### EXERCISE DIRECTIONS
Restate the records below word for word, and omit the images they hold.

### INPUT RECORDS
+++++

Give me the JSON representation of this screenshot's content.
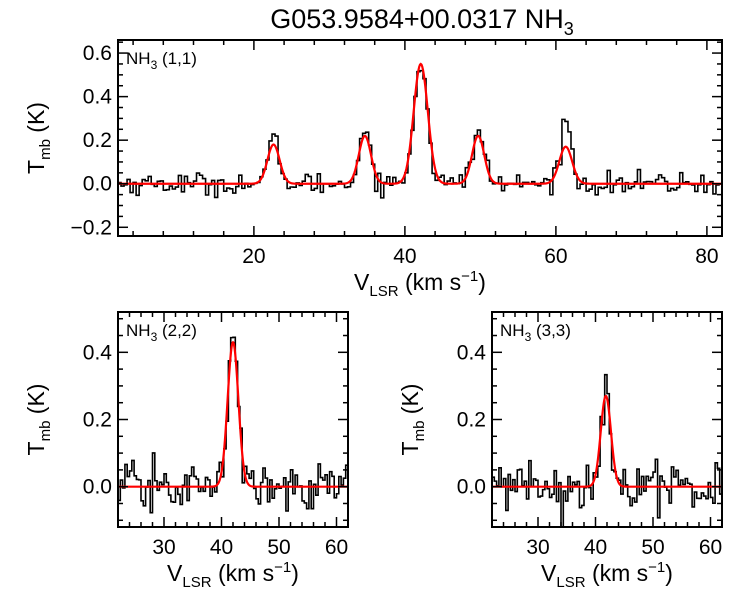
{
  "figure": {
    "title": "G053.9584+00.0317 NH",
    "title_subscript": "3",
    "colors": {
      "observed": "#000000",
      "fit": "#ff0000",
      "axes": "#000000",
      "background": "#ffffff"
    }
  },
  "chart_data": [
    {
      "type": "line",
      "panel": "NH3 (1,1)",
      "label_main": "NH",
      "label_sub": "3",
      "label_rest": " (1,1)",
      "xlabel_main": "V",
      "xlabel_sub": "LSR",
      "xlabel_rest": " (km s",
      "xlabel_sup": "−1",
      "xlabel_end": ")",
      "ylabel_main": "T",
      "ylabel_sub": "mb",
      "ylabel_rest": " (K)",
      "xlim": [
        2,
        82
      ],
      "ylim": [
        -0.24,
        0.66
      ],
      "xticks": [
        20,
        40,
        60,
        80
      ],
      "xtick_labels": [
        "20",
        "40",
        "60",
        "80"
      ],
      "yticks": [
        -0.2,
        0.0,
        0.2,
        0.4,
        0.6
      ],
      "ytick_labels": [
        "−0.2",
        "0.0",
        "0.2",
        "0.4",
        "0.6"
      ],
      "channel_width": 0.4,
      "noise_rms": 0.025,
      "series": [
        {
          "role": "observed spectrum",
          "style": "histogram",
          "components": [
            {
              "center": 22.7,
              "amplitude": 0.2,
              "fwhm": 1.7
            },
            {
              "center": 34.7,
              "amplitude": 0.25,
              "fwhm": 1.8
            },
            {
              "center": 42.1,
              "amplitude": 0.56,
              "fwhm": 2.1
            },
            {
              "center": 49.7,
              "amplitude": 0.24,
              "fwhm": 1.9
            },
            {
              "center": 61.3,
              "amplitude": 0.32,
              "fwhm": 1.5
            }
          ]
        },
        {
          "role": "model fit",
          "style": "line",
          "components": [
            {
              "center": 22.6,
              "amplitude": 0.18,
              "fwhm": 1.9
            },
            {
              "center": 34.7,
              "amplitude": 0.22,
              "fwhm": 1.9
            },
            {
              "center": 42.1,
              "amplitude": 0.55,
              "fwhm": 2.2
            },
            {
              "center": 49.7,
              "amplitude": 0.22,
              "fwhm": 1.9
            },
            {
              "center": 61.3,
              "amplitude": 0.17,
              "fwhm": 2.0
            }
          ]
        }
      ]
    },
    {
      "type": "line",
      "panel": "NH3 (2,2)",
      "label_main": "NH",
      "label_sub": "3",
      "label_rest": " (2,2)",
      "xlabel_main": "V",
      "xlabel_sub": "LSR",
      "xlabel_rest": " (km s",
      "xlabel_sup": "−1",
      "xlabel_end": ")",
      "ylabel_main": "T",
      "ylabel_sub": "mb",
      "ylabel_rest": " (K)",
      "xlim": [
        22,
        62
      ],
      "ylim": [
        -0.12,
        0.52
      ],
      "xticks": [
        30,
        40,
        50,
        60
      ],
      "xtick_labels": [
        "30",
        "40",
        "50",
        "60"
      ],
      "yticks": [
        0.0,
        0.2,
        0.4
      ],
      "ytick_labels": [
        "0.0",
        "0.2",
        "0.4"
      ],
      "channel_width": 0.4,
      "noise_rms": 0.035,
      "series": [
        {
          "role": "observed spectrum",
          "style": "histogram",
          "components": [
            {
              "center": 42.0,
              "amplitude": 0.44,
              "fwhm": 2.1
            }
          ]
        },
        {
          "role": "model fit",
          "style": "line",
          "components": [
            {
              "center": 42.0,
              "amplitude": 0.43,
              "fwhm": 2.2
            }
          ]
        }
      ]
    },
    {
      "type": "line",
      "panel": "NH3 (3,3)",
      "label_main": "NH",
      "label_sub": "3",
      "label_rest": " (3,3)",
      "xlabel_main": "V",
      "xlabel_sub": "LSR",
      "xlabel_rest": " (km s",
      "xlabel_sup": "−1",
      "xlabel_end": ")",
      "ylabel_main": "T",
      "ylabel_sub": "mb",
      "ylabel_rest": " (K)",
      "xlim": [
        22,
        62
      ],
      "ylim": [
        -0.12,
        0.52
      ],
      "xticks": [
        30,
        40,
        50,
        60
      ],
      "xtick_labels": [
        "30",
        "40",
        "50",
        "60"
      ],
      "yticks": [
        0.0,
        0.2,
        0.4
      ],
      "ytick_labels": [
        "0.0",
        "0.2",
        "0.4"
      ],
      "channel_width": 0.4,
      "noise_rms": 0.035,
      "series": [
        {
          "role": "observed spectrum",
          "style": "histogram",
          "components": [
            {
              "center": 41.8,
              "amplitude": 0.28,
              "fwhm": 2.0
            }
          ]
        },
        {
          "role": "model fit",
          "style": "line",
          "components": [
            {
              "center": 41.8,
              "amplitude": 0.27,
              "fwhm": 2.1
            }
          ]
        }
      ]
    }
  ]
}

+++++

### SOLUTION TO THIS PROBLEM
Give me the JSON representation of this screenshot's content.
{
  "figure": {
    "title": "G053.9584+00.0317 NH",
    "title_subscript": "3",
    "colors": {
      "observed": "#000000",
      "fit": "#ff0000",
      "axes": "#000000",
      "background": "#ffffff"
    }
  },
  "chart_data": [
    {
      "type": "line",
      "panel": "NH3 (1,1)",
      "label_main": "NH",
      "label_sub": "3",
      "label_rest": " (1,1)",
      "xlabel_main": "V",
      "xlabel_sub": "LSR",
      "xlabel_rest": " (km s",
      "xlabel_sup": "−1",
      "xlabel_end": ")",
      "ylabel_main": "T",
      "ylabel_sub": "mb",
      "ylabel_rest": " (K)",
      "xlim": [
        2,
        82
      ],
      "ylim": [
        -0.24,
        0.66
      ],
      "xticks": [
        20,
        40,
        60,
        80
      ],
      "xtick_labels": [
        "20",
        "40",
        "60",
        "80"
      ],
      "yticks": [
        -0.2,
        0.0,
        0.2,
        0.4,
        0.6
      ],
      "ytick_labels": [
        "−0.2",
        "0.0",
        "0.2",
        "0.4",
        "0.6"
      ],
      "channel_width": 0.4,
      "noise_rms": 0.025,
      "series": [
        {
          "role": "observed spectrum",
          "style": "histogram",
          "components": [
            {
              "center": 22.7,
              "amplitude": 0.2,
              "fwhm": 1.7
            },
            {
              "center": 34.7,
              "amplitude": 0.25,
              "fwhm": 1.8
            },
            {
              "center": 42.1,
              "amplitude": 0.56,
              "fwhm": 2.1
            },
            {
              "center": 49.7,
              "amplitude": 0.24,
              "fwhm": 1.9
            },
            {
              "center": 61.3,
              "amplitude": 0.32,
              "fwhm": 1.5
            }
          ]
        },
        {
          "role": "model fit",
          "style": "line",
          "components": [
            {
              "center": 22.6,
              "amplitude": 0.18,
              "fwhm": 1.9
            },
            {
              "center": 34.7,
              "amplitude": 0.22,
              "fwhm": 1.9
            },
            {
              "center": 42.1,
              "amplitude": 0.55,
              "fwhm": 2.2
            },
            {
              "center": 49.7,
              "amplitude": 0.22,
              "fwhm": 1.9
            },
            {
              "center": 61.3,
              "amplitude": 0.17,
              "fwhm": 2.0
            }
          ]
        }
      ]
    },
    {
      "type": "line",
      "panel": "NH3 (2,2)",
      "label_main": "NH",
      "label_sub": "3",
      "label_rest": " (2,2)",
      "xlabel_main": "V",
      "xlabel_sub": "LSR",
      "xlabel_rest": " (km s",
      "xlabel_sup": "−1",
      "xlabel_end": ")",
      "ylabel_main": "T",
      "ylabel_sub": "mb",
      "ylabel_rest": " (K)",
      "xlim": [
        22,
        62
      ],
      "ylim": [
        -0.12,
        0.52
      ],
      "xticks": [
        30,
        40,
        50,
        60
      ],
      "xtick_labels": [
        "30",
        "40",
        "50",
        "60"
      ],
      "yticks": [
        0.0,
        0.2,
        0.4
      ],
      "ytick_labels": [
        "0.0",
        "0.2",
        "0.4"
      ],
      "channel_width": 0.4,
      "noise_rms": 0.035,
      "series": [
        {
          "role": "observed spectrum",
          "style": "histogram",
          "components": [
            {
              "center": 42.0,
              "amplitude": 0.44,
              "fwhm": 2.1
            }
          ]
        },
        {
          "role": "model fit",
          "style": "line",
          "components": [
            {
              "center": 42.0,
              "amplitude": 0.43,
              "fwhm": 2.2
            }
          ]
        }
      ]
    },
    {
      "type": "line",
      "panel": "NH3 (3,3)",
      "label_main": "NH",
      "label_sub": "3",
      "label_rest": " (3,3)",
      "xlabel_main": "V",
      "xlabel_sub": "LSR",
      "xlabel_rest": " (km s",
      "xlabel_sup": "−1",
      "xlabel_end": ")",
      "ylabel_main": "T",
      "ylabel_sub": "mb",
      "ylabel_rest": " (K)",
      "xlim": [
        22,
        62
      ],
      "ylim": [
        -0.12,
        0.52
      ],
      "xticks": [
        30,
        40,
        50,
        60
      ],
      "xtick_labels": [
        "30",
        "40",
        "50",
        "60"
      ],
      "yticks": [
        0.0,
        0.2,
        0.4
      ],
      "ytick_labels": [
        "0.0",
        "0.2",
        "0.4"
      ],
      "channel_width": 0.4,
      "noise_rms": 0.035,
      "series": [
        {
          "role": "observed spectrum",
          "style": "histogram",
          "components": [
            {
              "center": 41.8,
              "amplitude": 0.28,
              "fwhm": 2.0
            }
          ]
        },
        {
          "role": "model fit",
          "style": "line",
          "components": [
            {
              "center": 41.8,
              "amplitude": 0.27,
              "fwhm": 2.1
            }
          ]
        }
      ]
    }
  ]
}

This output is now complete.